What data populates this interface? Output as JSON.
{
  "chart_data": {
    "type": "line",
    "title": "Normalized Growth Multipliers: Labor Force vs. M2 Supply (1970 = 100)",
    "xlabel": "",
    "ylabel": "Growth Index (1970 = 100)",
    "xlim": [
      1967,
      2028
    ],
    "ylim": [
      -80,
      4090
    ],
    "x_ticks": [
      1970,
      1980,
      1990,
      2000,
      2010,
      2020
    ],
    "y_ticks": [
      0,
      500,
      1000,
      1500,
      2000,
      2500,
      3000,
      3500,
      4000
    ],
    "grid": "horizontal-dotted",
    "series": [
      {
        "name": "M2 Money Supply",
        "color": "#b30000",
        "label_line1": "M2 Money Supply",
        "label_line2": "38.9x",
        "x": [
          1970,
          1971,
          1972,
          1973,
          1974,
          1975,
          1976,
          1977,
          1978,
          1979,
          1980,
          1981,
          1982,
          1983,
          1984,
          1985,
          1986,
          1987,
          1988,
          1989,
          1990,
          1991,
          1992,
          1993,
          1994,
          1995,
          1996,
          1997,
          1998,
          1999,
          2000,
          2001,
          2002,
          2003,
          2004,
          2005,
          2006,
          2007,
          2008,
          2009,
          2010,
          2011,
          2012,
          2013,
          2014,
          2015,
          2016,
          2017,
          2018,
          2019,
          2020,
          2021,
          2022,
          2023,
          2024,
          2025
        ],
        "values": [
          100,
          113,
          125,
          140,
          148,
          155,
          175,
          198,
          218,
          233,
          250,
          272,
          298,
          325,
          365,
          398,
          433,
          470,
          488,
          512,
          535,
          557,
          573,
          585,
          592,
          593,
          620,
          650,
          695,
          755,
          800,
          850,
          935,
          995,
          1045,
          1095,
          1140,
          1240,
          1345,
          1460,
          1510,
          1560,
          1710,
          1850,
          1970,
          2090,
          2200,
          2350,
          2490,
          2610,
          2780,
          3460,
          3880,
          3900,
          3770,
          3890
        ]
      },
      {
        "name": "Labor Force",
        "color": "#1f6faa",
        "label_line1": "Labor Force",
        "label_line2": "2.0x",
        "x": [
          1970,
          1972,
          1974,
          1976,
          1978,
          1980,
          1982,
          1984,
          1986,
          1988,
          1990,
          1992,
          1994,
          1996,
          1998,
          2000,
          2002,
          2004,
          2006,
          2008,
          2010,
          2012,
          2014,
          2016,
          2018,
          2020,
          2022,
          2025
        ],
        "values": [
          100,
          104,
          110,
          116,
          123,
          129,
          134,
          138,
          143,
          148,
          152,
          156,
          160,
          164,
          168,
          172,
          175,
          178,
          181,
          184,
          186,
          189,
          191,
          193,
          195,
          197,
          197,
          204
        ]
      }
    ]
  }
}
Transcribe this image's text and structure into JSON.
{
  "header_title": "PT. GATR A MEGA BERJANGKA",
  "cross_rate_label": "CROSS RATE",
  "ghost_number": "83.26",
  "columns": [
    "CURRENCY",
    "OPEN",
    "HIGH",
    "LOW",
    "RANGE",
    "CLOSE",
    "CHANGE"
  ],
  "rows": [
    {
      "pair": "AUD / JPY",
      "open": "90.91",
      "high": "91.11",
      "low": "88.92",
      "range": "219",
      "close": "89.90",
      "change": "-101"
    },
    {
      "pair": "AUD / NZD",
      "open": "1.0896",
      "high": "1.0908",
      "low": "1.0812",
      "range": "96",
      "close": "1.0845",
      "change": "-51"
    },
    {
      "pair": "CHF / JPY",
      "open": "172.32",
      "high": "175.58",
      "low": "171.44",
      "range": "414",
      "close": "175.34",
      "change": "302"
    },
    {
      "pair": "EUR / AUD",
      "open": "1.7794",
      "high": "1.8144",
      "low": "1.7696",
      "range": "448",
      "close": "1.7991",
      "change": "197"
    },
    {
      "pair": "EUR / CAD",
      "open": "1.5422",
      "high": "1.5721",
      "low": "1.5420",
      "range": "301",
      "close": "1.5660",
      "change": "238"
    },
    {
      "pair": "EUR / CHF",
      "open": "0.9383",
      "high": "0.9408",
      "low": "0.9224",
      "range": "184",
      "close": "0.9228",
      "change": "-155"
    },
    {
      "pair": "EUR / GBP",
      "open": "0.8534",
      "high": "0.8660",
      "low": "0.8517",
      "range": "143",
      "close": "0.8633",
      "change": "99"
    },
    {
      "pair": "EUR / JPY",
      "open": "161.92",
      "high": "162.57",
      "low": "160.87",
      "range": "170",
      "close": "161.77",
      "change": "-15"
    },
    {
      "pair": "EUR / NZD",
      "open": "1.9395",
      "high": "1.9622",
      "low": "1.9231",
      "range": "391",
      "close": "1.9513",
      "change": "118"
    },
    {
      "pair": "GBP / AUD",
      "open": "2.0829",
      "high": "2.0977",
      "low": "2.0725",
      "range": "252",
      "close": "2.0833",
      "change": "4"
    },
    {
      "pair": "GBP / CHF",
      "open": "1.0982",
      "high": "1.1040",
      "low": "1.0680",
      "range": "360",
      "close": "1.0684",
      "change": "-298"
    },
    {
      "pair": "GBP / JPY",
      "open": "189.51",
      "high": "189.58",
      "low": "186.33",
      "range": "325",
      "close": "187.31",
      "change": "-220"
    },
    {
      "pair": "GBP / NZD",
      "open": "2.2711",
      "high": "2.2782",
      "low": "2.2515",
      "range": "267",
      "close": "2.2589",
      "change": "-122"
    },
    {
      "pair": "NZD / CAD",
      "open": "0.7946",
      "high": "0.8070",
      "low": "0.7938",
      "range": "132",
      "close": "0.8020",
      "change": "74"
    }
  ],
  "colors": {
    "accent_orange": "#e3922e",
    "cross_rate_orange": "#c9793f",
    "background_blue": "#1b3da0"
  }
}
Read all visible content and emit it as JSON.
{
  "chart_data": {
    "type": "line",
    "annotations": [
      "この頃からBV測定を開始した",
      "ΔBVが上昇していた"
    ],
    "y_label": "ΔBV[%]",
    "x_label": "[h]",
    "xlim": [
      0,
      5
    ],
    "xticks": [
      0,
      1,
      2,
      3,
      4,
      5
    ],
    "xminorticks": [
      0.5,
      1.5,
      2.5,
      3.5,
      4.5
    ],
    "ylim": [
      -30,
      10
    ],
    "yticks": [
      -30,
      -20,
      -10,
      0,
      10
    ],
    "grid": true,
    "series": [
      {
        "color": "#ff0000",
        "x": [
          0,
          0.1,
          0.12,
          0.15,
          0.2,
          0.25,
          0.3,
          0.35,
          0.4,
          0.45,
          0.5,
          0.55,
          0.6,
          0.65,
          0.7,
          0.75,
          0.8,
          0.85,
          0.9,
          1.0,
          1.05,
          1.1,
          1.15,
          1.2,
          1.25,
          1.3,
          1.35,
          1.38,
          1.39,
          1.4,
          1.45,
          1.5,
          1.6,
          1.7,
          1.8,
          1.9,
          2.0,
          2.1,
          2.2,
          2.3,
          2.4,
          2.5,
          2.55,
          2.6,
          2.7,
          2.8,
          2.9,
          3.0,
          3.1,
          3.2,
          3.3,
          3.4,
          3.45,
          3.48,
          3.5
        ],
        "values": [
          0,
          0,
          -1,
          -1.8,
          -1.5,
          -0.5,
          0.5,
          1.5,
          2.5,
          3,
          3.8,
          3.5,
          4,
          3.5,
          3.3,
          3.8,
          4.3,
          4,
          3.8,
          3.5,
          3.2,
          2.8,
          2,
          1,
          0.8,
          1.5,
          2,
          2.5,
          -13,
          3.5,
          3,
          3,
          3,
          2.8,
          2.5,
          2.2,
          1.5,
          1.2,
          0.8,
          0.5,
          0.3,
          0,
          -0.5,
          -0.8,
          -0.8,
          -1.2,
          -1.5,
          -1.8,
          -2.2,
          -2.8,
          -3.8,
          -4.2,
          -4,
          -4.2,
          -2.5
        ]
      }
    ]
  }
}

++++++++++

## REQUIRED WORK
Copy each line of the preceding data that contains the string "Labor".

## WRITTEN ANSWER
    "title": "Normalized Growth Multipliers: Labor Force vs. M2 Supply (1970 = 100)",
        "name": "Labor Force",
        "label_line1": "Labor Force",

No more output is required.